→ **Work instructions**
Exactly as written, transcribe the lines that run from the one containing "What data populates" to the end of the records below.

━━━ Task input ━━━

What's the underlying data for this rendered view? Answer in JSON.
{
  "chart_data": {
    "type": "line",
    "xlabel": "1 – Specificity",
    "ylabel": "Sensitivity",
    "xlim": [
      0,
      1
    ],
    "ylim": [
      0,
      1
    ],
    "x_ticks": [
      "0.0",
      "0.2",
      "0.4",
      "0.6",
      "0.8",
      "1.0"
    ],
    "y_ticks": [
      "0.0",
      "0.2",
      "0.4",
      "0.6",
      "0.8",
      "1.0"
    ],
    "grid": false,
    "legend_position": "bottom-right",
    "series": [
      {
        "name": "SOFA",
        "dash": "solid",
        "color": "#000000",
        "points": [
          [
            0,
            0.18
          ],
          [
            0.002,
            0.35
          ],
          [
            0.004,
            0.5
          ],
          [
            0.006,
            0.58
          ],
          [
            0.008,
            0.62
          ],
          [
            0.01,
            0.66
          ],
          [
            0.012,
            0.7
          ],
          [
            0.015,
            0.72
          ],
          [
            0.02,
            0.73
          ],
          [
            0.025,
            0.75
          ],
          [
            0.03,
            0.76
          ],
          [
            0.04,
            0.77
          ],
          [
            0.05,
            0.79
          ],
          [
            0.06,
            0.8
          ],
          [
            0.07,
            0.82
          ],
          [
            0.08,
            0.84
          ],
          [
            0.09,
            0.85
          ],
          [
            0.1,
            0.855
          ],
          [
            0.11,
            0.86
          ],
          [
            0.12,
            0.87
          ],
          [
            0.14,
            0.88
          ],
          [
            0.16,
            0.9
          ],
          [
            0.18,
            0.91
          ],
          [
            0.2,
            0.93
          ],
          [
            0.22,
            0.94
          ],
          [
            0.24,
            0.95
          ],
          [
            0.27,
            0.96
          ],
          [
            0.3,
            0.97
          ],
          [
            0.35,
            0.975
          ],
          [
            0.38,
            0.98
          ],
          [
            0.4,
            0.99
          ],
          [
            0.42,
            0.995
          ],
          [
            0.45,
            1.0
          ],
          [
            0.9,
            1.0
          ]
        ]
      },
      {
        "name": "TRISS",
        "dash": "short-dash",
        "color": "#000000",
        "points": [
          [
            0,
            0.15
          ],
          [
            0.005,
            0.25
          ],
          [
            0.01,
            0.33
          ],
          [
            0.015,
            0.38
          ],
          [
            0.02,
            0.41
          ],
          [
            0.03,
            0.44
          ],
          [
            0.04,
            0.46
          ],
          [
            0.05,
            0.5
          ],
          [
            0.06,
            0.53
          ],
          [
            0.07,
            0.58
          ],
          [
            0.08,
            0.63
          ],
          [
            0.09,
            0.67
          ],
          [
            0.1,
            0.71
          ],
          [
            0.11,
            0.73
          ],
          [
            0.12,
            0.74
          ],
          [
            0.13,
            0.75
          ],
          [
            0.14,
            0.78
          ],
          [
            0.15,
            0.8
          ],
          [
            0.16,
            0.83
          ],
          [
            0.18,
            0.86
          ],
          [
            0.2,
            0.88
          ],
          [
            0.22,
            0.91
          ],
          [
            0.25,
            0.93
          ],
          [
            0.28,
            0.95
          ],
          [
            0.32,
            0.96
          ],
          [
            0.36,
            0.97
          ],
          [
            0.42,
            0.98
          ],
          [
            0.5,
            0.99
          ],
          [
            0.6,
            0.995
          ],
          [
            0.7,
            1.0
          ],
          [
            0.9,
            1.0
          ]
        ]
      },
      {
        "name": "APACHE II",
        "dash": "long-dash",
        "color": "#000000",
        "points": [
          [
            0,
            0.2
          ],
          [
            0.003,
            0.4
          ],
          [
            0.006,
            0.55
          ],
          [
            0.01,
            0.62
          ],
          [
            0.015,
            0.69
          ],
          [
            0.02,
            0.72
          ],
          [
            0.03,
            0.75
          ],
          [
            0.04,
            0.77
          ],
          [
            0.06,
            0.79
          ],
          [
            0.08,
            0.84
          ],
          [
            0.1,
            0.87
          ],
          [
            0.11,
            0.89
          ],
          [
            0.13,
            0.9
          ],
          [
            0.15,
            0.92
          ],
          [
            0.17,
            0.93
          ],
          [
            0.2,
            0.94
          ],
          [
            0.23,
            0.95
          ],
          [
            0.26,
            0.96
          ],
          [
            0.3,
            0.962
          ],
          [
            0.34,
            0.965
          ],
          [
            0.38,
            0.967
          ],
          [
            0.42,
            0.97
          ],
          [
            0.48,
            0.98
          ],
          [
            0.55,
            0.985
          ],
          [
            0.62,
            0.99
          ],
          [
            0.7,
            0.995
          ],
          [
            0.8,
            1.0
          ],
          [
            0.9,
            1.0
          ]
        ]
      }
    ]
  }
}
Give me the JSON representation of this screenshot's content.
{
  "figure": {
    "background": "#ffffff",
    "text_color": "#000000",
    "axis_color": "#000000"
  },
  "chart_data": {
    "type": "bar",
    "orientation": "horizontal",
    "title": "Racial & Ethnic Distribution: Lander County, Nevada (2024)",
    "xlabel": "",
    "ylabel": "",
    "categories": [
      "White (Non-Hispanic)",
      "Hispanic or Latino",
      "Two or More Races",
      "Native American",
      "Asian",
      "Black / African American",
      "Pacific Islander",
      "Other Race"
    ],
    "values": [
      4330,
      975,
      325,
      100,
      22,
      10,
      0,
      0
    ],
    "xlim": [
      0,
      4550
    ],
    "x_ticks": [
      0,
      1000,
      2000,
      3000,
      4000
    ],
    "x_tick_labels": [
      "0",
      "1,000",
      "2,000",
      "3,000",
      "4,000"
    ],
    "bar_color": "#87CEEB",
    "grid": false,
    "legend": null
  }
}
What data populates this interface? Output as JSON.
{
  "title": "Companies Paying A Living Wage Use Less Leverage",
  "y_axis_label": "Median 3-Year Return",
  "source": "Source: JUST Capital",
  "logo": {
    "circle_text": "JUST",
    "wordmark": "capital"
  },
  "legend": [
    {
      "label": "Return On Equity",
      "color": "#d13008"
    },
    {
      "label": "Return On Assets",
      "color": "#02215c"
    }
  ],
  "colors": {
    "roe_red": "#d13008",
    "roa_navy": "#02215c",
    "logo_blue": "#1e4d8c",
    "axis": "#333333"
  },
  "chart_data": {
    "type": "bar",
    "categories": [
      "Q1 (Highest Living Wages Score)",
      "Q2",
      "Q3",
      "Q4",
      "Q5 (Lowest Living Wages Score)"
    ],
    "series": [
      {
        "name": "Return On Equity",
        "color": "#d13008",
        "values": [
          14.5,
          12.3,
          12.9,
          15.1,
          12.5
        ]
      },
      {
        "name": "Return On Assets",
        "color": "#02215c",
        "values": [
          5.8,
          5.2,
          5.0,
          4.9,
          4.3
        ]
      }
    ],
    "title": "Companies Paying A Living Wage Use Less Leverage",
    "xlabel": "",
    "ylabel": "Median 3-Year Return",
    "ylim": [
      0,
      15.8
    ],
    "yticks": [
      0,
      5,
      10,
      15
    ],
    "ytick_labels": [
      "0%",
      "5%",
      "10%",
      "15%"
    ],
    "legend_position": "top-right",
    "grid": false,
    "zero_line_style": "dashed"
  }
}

━━━

→ **The reply**
What data populates this interface? Output as JSON.
{
  "title": "Companies Paying A Living Wage Use Less Leverage",
  "y_axis_label": "Median 3-Year Return",
  "source": "Source: JUST Capital",
  "logo": {
    "circle_text": "JUST",
    "wordmark": "capital"
  },
  "legend": [
    {
      "label": "Return On Equity",
      "color": "#d13008"
    },
    {
      "label": "Return On Assets",
      "color": "#02215c"
    }
  ],
  "colors": {
    "roe_red": "#d13008",
    "roa_navy": "#02215c",
    "logo_blue": "#1e4d8c",
    "axis": "#333333"
  },
  "chart_data": {
    "type": "bar",
    "categories": [
      "Q1 (Highest Living Wages Score)",
      "Q2",
      "Q3",
      "Q4",
      "Q5 (Lowest Living Wages Score)"
    ],
    "series": [
      {
        "name": "Return On Equity",
        "color": "#d13008",
        "values": [
          14.5,
          12.3,
          12.9,
          15.1,
          12.5
        ]
      },
      {
        "name": "Return On Assets",
        "color": "#02215c",
        "values": [
          5.8,
          5.2,
          5.0,
          4.9,
          4.3
        ]
      }
    ],
    "title": "Companies Paying A Living Wage Use Less Leverage",
    "xlabel": "",
    "ylabel": "Median 3-Year Return",
    "ylim": [
      0,
      15.8
    ],
    "yticks": [
      0,
      5,
      10,
      15
    ],
    "ytick_labels": [
      "0%",
      "5%",
      "10%",
      "15%"
    ],
    "legend_position": "top-right",
    "grid": false,
    "zero_line_style": "dashed"
  }
}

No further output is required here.